• Description of the task
Search the material for the string "date" and copy each line where it occurs.

• Given records
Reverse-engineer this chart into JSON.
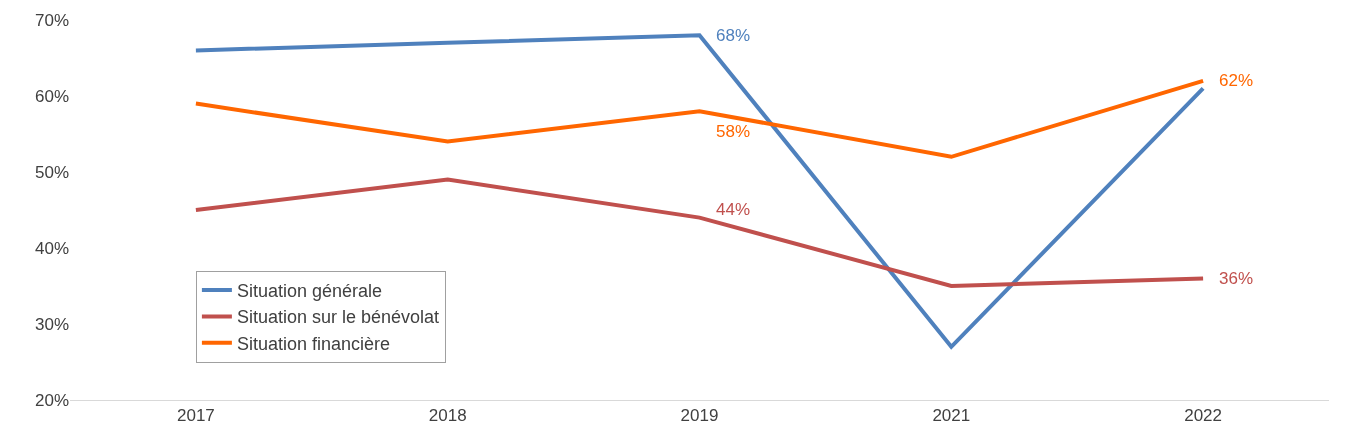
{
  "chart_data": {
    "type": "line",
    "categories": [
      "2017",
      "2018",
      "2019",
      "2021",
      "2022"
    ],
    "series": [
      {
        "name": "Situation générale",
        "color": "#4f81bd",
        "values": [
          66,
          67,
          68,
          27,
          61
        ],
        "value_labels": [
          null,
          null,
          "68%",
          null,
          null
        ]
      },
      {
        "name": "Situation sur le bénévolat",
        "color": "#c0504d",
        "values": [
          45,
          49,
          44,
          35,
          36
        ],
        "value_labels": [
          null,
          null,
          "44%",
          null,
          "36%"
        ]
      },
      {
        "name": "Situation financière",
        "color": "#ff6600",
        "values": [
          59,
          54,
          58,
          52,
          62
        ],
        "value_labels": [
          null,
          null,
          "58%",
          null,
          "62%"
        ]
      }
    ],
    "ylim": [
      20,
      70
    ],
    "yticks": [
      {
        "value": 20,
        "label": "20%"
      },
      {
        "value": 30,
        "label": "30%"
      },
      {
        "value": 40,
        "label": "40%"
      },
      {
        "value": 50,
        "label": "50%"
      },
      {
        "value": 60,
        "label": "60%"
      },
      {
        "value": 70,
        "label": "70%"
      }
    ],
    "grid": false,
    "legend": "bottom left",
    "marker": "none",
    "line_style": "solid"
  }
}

---

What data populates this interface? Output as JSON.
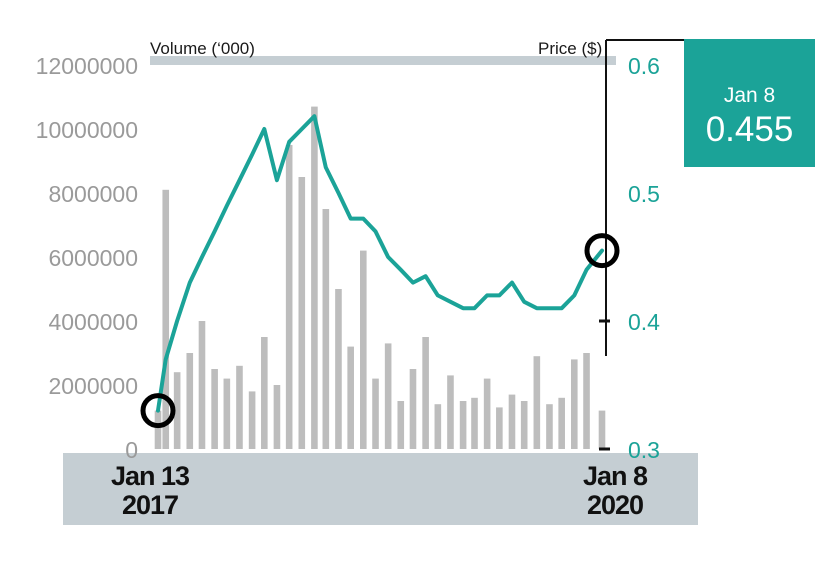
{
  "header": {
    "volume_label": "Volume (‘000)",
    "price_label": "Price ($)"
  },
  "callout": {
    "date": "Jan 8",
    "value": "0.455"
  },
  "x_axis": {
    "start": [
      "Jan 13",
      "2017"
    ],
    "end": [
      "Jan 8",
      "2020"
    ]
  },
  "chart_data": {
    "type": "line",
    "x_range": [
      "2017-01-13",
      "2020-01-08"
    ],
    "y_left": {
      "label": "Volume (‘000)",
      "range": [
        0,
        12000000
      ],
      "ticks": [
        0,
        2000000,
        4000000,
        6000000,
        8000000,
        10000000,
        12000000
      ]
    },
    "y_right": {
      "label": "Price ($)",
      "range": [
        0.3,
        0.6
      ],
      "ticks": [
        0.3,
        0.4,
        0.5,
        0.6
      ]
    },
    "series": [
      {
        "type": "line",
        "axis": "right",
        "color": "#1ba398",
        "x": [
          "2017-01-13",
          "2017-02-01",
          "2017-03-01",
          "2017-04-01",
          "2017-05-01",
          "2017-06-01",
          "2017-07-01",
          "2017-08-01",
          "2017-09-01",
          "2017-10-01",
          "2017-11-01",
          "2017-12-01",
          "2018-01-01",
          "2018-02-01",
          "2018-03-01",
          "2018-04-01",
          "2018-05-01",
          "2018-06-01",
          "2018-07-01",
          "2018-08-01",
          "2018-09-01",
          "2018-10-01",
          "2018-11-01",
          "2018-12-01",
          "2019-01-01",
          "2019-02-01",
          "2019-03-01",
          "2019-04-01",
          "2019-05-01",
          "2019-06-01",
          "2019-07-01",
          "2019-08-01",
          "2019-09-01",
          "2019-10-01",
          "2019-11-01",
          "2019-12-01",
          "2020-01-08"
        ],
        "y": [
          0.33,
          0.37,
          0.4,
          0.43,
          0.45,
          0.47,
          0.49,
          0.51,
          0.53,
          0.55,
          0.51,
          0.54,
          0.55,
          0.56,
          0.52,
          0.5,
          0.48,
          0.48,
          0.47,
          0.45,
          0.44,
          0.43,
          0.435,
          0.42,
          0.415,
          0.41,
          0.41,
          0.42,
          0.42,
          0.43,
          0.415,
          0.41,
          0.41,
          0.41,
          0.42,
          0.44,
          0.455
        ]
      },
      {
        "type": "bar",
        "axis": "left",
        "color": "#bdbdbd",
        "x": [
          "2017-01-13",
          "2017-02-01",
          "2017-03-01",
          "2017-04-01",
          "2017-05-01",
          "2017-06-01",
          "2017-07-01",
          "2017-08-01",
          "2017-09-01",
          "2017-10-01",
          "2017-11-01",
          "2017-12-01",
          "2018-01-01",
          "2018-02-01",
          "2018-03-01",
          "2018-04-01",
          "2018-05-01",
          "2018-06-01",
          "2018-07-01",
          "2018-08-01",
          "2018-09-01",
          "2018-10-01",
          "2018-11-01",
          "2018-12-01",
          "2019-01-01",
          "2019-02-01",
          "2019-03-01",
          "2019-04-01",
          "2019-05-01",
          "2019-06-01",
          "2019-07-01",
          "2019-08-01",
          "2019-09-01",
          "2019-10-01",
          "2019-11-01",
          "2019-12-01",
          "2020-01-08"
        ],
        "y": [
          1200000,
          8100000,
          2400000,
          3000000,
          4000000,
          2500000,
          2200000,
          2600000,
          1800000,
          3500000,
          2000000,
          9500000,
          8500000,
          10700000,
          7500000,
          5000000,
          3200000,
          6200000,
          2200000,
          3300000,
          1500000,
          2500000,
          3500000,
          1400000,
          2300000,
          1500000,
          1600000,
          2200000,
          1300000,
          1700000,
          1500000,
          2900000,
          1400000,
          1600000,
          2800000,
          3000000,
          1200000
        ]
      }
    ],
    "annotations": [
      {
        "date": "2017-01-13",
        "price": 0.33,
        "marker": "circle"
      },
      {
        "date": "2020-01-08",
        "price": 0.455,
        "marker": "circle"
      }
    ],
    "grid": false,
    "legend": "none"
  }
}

• Expected answer
    "date": "Jan 8",
        "date": "2017-01-13",
        "date": "2020-01-08",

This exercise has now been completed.